Task objective >>
Gather all lines in the data that hold the string "JSON".

Source data >>
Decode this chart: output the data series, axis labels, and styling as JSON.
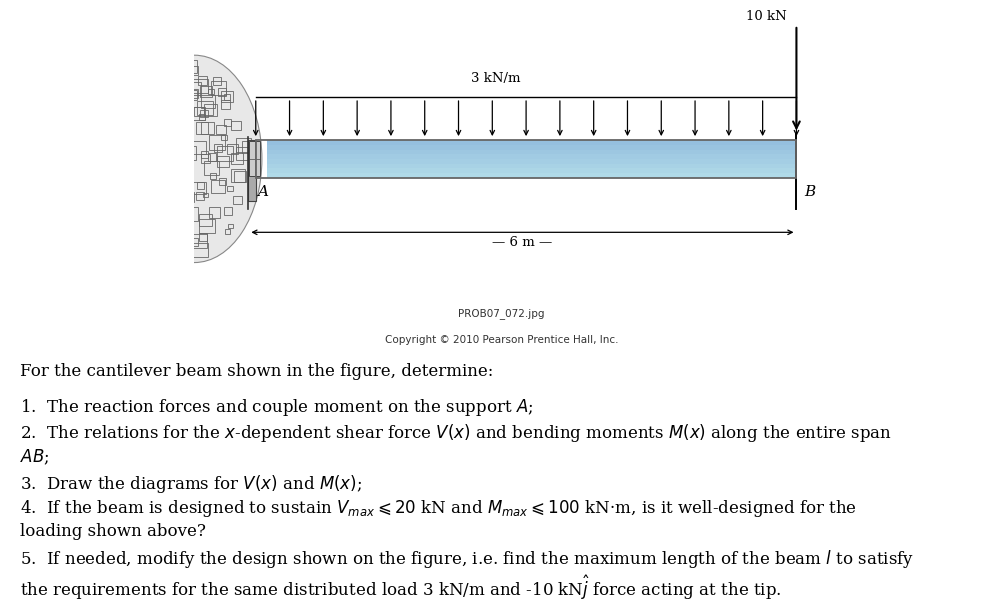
{
  "bg_color": "#ffffff",
  "beam_color_top": "#b8dce8",
  "beam_color_mid": "#87ceeb",
  "beam_color_bot": "#6ab4d4",
  "beam_outline": "#666666",
  "wall_fill": "#d8d8d8",
  "wall_edge": "#555555",
  "text_color": "#000000",
  "title_file": "PROB07_072.jpg",
  "title_copy": "Copyright © 2010 Pearson Prentice Hall, Inc.",
  "load_label": "3 kN/m",
  "force_label": "10 kN",
  "dim_label": "6 m",
  "label_A": "A",
  "label_B": "B",
  "fig_width": 10.24,
  "fig_height": 6.0,
  "body_lines": [
    {
      "text": "For the cantilever beam shown in the figure, determine:",
      "indent": 0,
      "bold": false,
      "size": 12
    },
    {
      "text": "",
      "indent": 0,
      "bold": false,
      "size": 6
    },
    {
      "text": "1.  The reaction forces and couple moment on the support $A$;",
      "indent": 0,
      "bold": false,
      "size": 12
    },
    {
      "text": "2.  The relations for the $x$-dependent shear force $V(x)$ and bending moments $M(x)$ along the entire span",
      "indent": 0,
      "bold": false,
      "size": 12
    },
    {
      "text": "$AB$;",
      "indent": 0,
      "bold": false,
      "size": 12
    },
    {
      "text": "3.  Draw the diagrams for $V(x)$ and $M(x)$;",
      "indent": 0,
      "bold": false,
      "size": 12
    },
    {
      "text": "4.  If the beam is designed to sustain $V_{max} \\leqslant 20$ kN and $M_{max} \\leqslant 100$ kN·m, is it well-designed for the",
      "indent": 0,
      "bold": false,
      "size": 12
    },
    {
      "text": "loading shown above?",
      "indent": 0,
      "bold": false,
      "size": 12
    },
    {
      "text": "5.  If needed, modify the design shown on the figure, i.e. find the maximum length of the beam $l$ to satisfy",
      "indent": 0,
      "bold": false,
      "size": 12
    },
    {
      "text": "the requirements for the same distributed load 3 kN/m and -10 kN$\\hat{j}$ force acting at the tip.",
      "indent": 0,
      "bold": false,
      "size": 12
    }
  ]
}
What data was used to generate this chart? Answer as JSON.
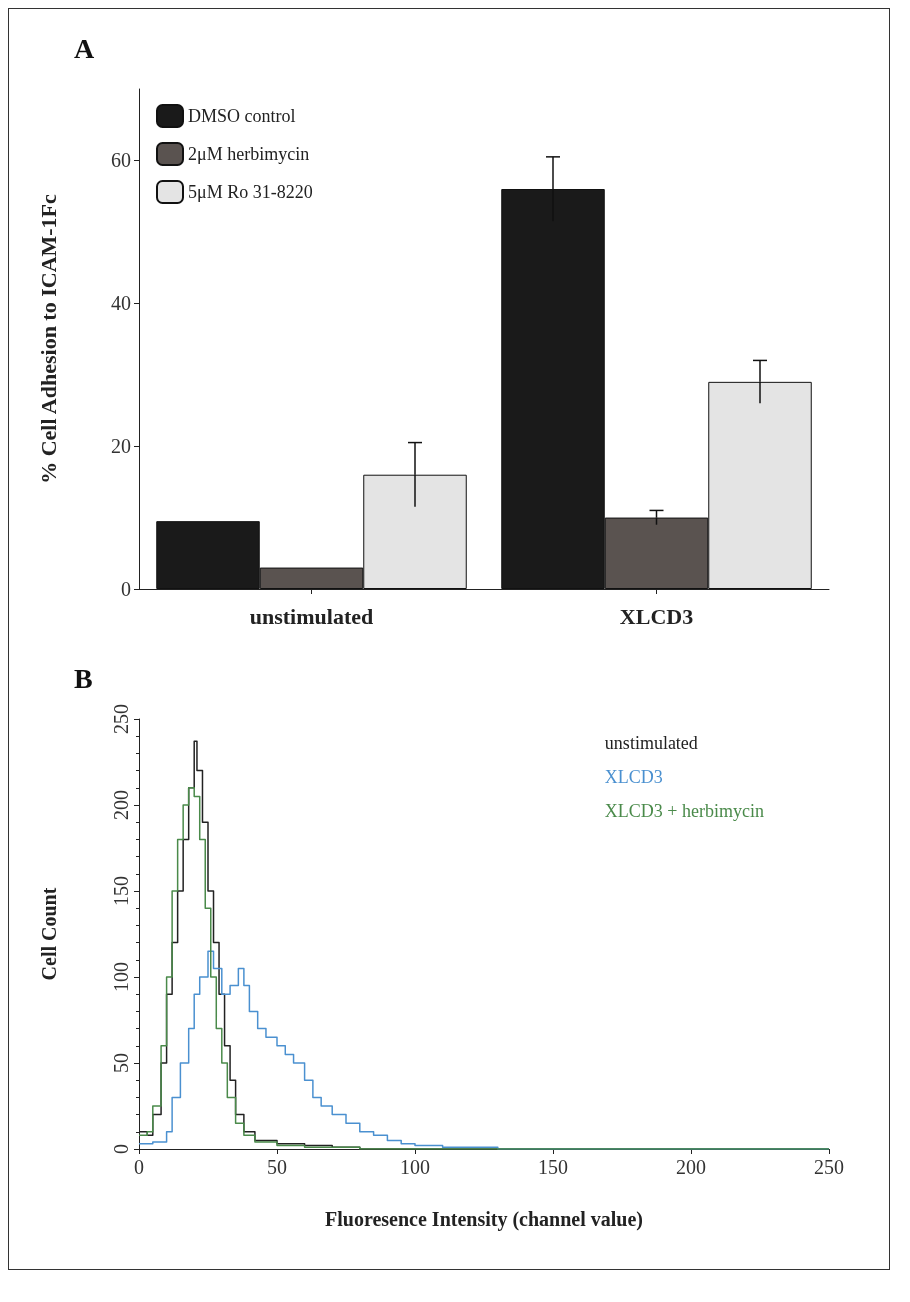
{
  "chart_data": [
    {
      "type": "bar",
      "title": "A",
      "ylabel": "% Cell Adhesion to ICAM-1Fc",
      "categories": [
        "unstimulated",
        "XLCD3"
      ],
      "ylim": [
        0,
        70
      ],
      "yticks": [
        0,
        20,
        40,
        60
      ],
      "legend": "top left",
      "grid": false,
      "series": [
        {
          "name": "DMSO control",
          "color": "#1a1a1a",
          "values": [
            9.5,
            56
          ],
          "errors": [
            null,
            4.5
          ]
        },
        {
          "name": "2μM herbimycin",
          "color": "#5a5350",
          "values": [
            3,
            10
          ],
          "errors": [
            null,
            1
          ]
        },
        {
          "name": "5μM Ro 31-8220",
          "color": "#e4e4e4",
          "values": [
            16,
            29
          ],
          "errors": [
            4.5,
            3
          ]
        }
      ]
    },
    {
      "type": "step",
      "title": "B",
      "xlabel": "Fluoresence Intensity (channel value)",
      "ylabel": "Cell Count",
      "xlim": [
        0,
        250
      ],
      "xticks": [
        0,
        50,
        100,
        150,
        200,
        250
      ],
      "ylim": [
        0,
        250
      ],
      "yticks": [
        0,
        50,
        100,
        150,
        200,
        250
      ],
      "legend": "top right",
      "grid": false,
      "series": [
        {
          "name": "unstimulated",
          "color": "#222222",
          "x": [
            0,
            3,
            5,
            8,
            10,
            12,
            14,
            16,
            18,
            20,
            21,
            23,
            25,
            27,
            29,
            31,
            33,
            35,
            38,
            42,
            50,
            60,
            70,
            80,
            120,
            250
          ],
          "values": [
            10,
            8,
            20,
            50,
            90,
            120,
            150,
            180,
            210,
            237,
            220,
            190,
            150,
            120,
            90,
            60,
            40,
            20,
            10,
            5,
            3,
            2,
            1,
            0,
            0,
            0
          ]
        },
        {
          "name": "XLCD3",
          "color": "#4a90d0",
          "x": [
            0,
            5,
            10,
            12,
            15,
            18,
            20,
            22,
            25,
            27,
            30,
            33,
            36,
            38,
            40,
            43,
            46,
            50,
            53,
            56,
            60,
            63,
            66,
            70,
            75,
            80,
            85,
            90,
            95,
            100,
            110,
            130,
            250
          ],
          "values": [
            3,
            4,
            10,
            30,
            50,
            70,
            90,
            100,
            115,
            105,
            90,
            95,
            105,
            95,
            80,
            70,
            65,
            60,
            55,
            50,
            40,
            30,
            25,
            20,
            15,
            10,
            8,
            5,
            3,
            2,
            1,
            0,
            0
          ]
        },
        {
          "name": "XLCD3 + herbimycin",
          "color": "#4a8a4a",
          "x": [
            0,
            3,
            5,
            8,
            10,
            12,
            14,
            16,
            18,
            20,
            22,
            24,
            26,
            28,
            30,
            32,
            35,
            38,
            42,
            50,
            60,
            80,
            250
          ],
          "values": [
            8,
            10,
            25,
            60,
            100,
            150,
            180,
            200,
            210,
            205,
            180,
            140,
            100,
            70,
            50,
            30,
            15,
            8,
            4,
            2,
            1,
            0,
            0
          ]
        }
      ]
    }
  ]
}
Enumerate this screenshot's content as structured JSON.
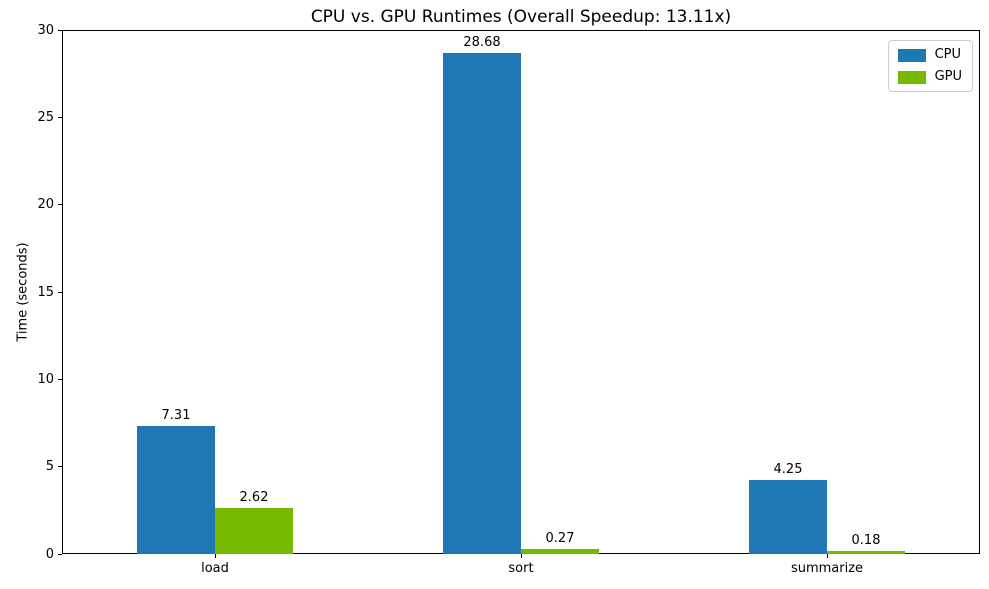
{
  "chart_data": {
    "type": "bar",
    "title": "CPU vs. GPU Runtimes (Overall Speedup: 13.11x)",
    "categories": [
      "load",
      "sort",
      "summarize"
    ],
    "series": [
      {
        "name": "CPU",
        "color": "#1f77b4",
        "values": [
          7.31,
          28.68,
          4.25
        ],
        "labels": [
          "7.31",
          "28.68",
          "4.25"
        ]
      },
      {
        "name": "GPU",
        "color": "#76b900",
        "values": [
          2.62,
          0.27,
          0.18
        ],
        "labels": [
          "2.62",
          "0.27",
          "0.18"
        ]
      }
    ],
    "xlabel": "",
    "ylabel": "Time (seconds)",
    "ylim": [
      0,
      30
    ],
    "yticks": [
      0,
      5,
      10,
      15,
      20,
      25,
      30
    ],
    "grid": false,
    "background": "#ffffff",
    "legend": {
      "position": "upper right",
      "entries": [
        "CPU",
        "GPU"
      ]
    }
  }
}
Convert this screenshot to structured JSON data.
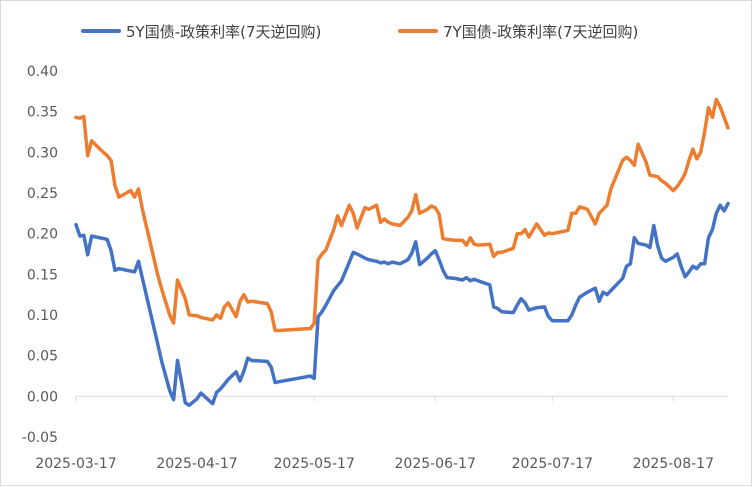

Full output >>
Decode this chart: output the data series, axis labels, and styling as JSON.
What data was used to generate this chart? Answer as JSON.
Enumerate this screenshot's content as structured JSON.
Convert this screenshot to structured JSON data.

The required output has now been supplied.